Your objective: Repeat the records in full and exactly, omitting pictures.

Supplied data:
....
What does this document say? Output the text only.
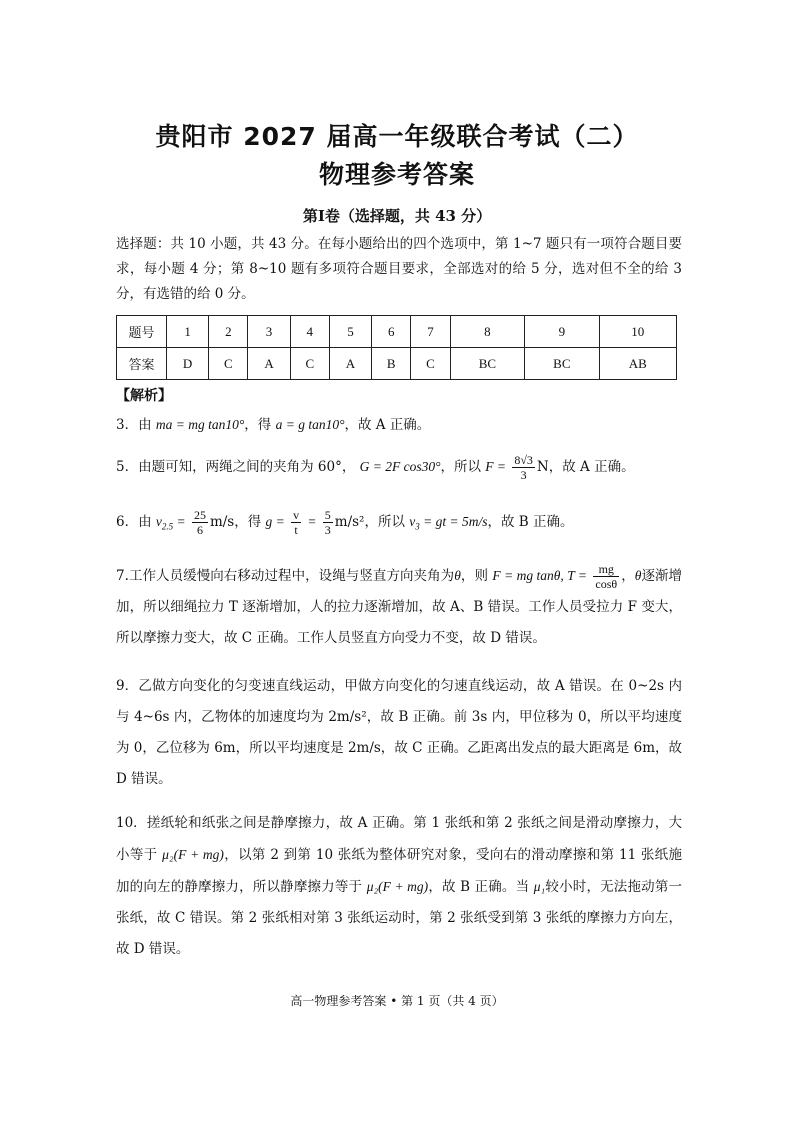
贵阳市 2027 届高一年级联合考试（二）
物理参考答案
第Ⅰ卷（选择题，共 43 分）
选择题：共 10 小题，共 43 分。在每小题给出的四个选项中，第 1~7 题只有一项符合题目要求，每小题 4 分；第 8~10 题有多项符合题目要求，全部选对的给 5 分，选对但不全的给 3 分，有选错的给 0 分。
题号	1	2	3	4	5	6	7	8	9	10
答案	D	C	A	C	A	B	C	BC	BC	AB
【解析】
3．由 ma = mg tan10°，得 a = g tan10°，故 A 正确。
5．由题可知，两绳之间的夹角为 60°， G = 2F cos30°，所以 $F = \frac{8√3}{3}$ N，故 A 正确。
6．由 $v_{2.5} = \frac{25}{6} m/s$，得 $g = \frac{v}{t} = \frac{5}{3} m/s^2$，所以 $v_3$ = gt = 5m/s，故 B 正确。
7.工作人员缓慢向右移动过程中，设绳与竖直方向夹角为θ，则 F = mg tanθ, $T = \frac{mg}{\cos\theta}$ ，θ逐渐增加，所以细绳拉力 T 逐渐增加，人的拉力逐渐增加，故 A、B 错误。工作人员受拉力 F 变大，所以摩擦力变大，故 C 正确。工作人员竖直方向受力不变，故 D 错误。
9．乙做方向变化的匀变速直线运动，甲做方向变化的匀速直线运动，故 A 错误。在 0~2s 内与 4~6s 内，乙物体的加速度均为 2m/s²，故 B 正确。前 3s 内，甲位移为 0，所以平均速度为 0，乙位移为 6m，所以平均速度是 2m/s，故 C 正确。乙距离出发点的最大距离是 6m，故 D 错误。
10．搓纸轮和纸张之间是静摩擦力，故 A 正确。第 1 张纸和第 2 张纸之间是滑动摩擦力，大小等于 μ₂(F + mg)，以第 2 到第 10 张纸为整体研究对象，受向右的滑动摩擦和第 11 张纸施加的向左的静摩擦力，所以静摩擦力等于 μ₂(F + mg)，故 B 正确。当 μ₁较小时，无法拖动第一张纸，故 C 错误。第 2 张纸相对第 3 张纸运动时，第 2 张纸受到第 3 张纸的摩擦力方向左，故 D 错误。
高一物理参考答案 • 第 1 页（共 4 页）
....
Solution to the problem:
What does this document say? Output the text only.
贵阳市 2027 届高一年级联合考试（二）
物理参考答案
第Ⅰ卷（选择题，共 43 分）
选择题：共 10 小题，共 43 分。在每小题给出的四个选项中，第 1~7 题只有一项符合题目要求，每小题 4 分；第 8~10 题有多项符合题目要求，全部选对的给 5 分，选对但不全的给 3 分，有选错的给 0 分。
题号	1	2	3	4	5	6	7	8	9	10
答案	D	C	A	C	A	B	C	BC	BC	AB
【解析】
3．由 ma = mg tan10°，得 a = g tan10°，故 A 正确。
5．由题可知，两绳之间的夹角为 60°， G = 2F cos30°，所以 $F = \frac{8√3}{3}$ N，故 A 正确。
6．由 $v_{2.5} = \frac{25}{6} m/s$，得 $g = \frac{v}{t} = \frac{5}{3} m/s^2$，所以 $v_3$ = gt = 5m/s，故 B 正确。
7.工作人员缓慢向右移动过程中，设绳与竖直方向夹角为θ，则 F = mg tanθ, $T = \frac{mg}{\cos\theta}$ ，θ逐渐增加，所以细绳拉力 T 逐渐增加，人的拉力逐渐增加，故 A、B 错误。工作人员受拉力 F 变大，所以摩擦力变大，故 C 正确。工作人员竖直方向受力不变，故 D 错误。
9．乙做方向变化的匀变速直线运动，甲做方向变化的匀速直线运动，故 A 错误。在 0~2s 内与 4~6s 内，乙物体的加速度均为 2m/s²，故 B 正确。前 3s 内，甲位移为 0，所以平均速度为 0，乙位移为 6m，所以平均速度是 2m/s，故 C 正确。乙距离出发点的最大距离是 6m，故 D 错误。
10．搓纸轮和纸张之间是静摩擦力，故 A 正确。第 1 张纸和第 2 张纸之间是滑动摩擦力，大小等于 μ₂(F + mg)，以第 2 到第 10 张纸为整体研究对象，受向右的滑动摩擦和第 11 张纸施加的向左的静摩擦力，所以静摩擦力等于 μ₂(F + mg)，故 B 正确。当 μ₁较小时，无法拖动第一张纸，故 C 错误。第 2 张纸相对第 3 张纸运动时，第 2 张纸受到第 3 张纸的摩擦力方向左，故 D 错误。
高一物理参考答案 • 第 1 页（共 4 页）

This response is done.